Lines of data
--- BEGIN ---
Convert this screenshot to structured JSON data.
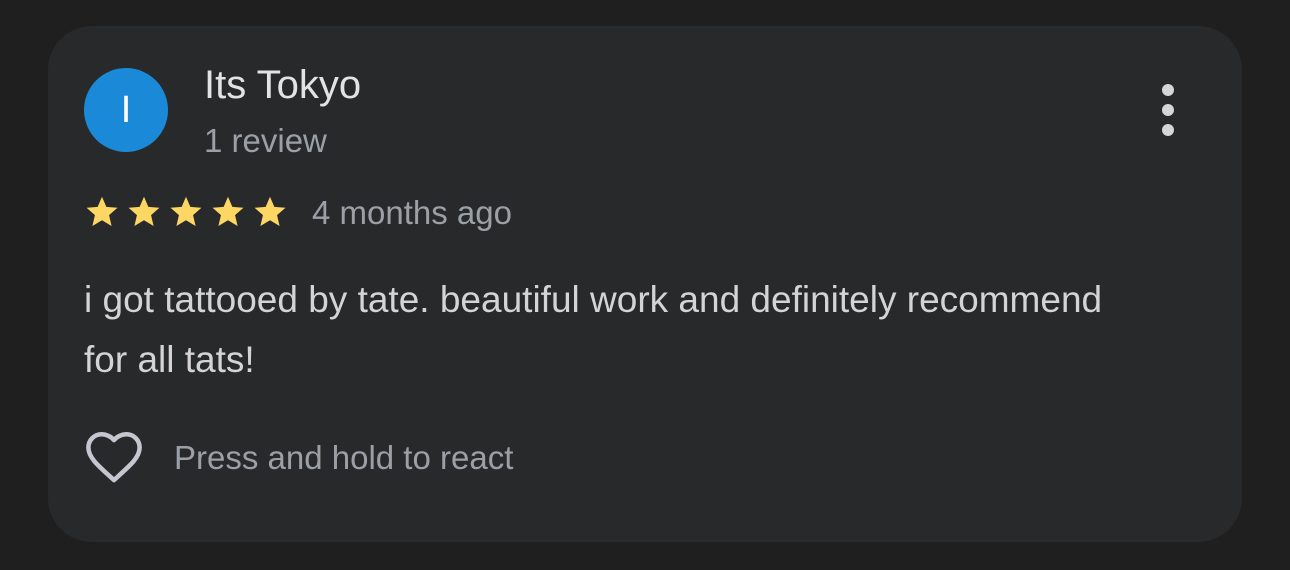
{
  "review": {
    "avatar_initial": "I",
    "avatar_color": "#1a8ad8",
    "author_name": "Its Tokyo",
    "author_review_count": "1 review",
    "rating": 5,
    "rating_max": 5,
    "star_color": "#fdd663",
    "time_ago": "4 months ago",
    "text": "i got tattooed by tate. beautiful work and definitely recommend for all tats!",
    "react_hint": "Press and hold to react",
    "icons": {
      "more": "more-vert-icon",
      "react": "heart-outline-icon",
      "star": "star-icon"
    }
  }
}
--- END ---
--- BEGIN ---
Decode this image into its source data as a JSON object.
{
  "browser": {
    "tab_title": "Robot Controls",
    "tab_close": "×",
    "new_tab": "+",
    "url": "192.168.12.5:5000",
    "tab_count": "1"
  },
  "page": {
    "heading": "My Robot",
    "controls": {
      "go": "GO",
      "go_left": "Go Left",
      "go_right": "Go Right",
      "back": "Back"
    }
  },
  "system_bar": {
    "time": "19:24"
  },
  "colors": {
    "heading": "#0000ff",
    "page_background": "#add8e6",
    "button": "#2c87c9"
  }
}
--- END ---
EXERCISE AIM:
Among the entries, how many lines include the word "review"? Answer with a single number and nothing further.

OUTPUT OF THE TASK:
2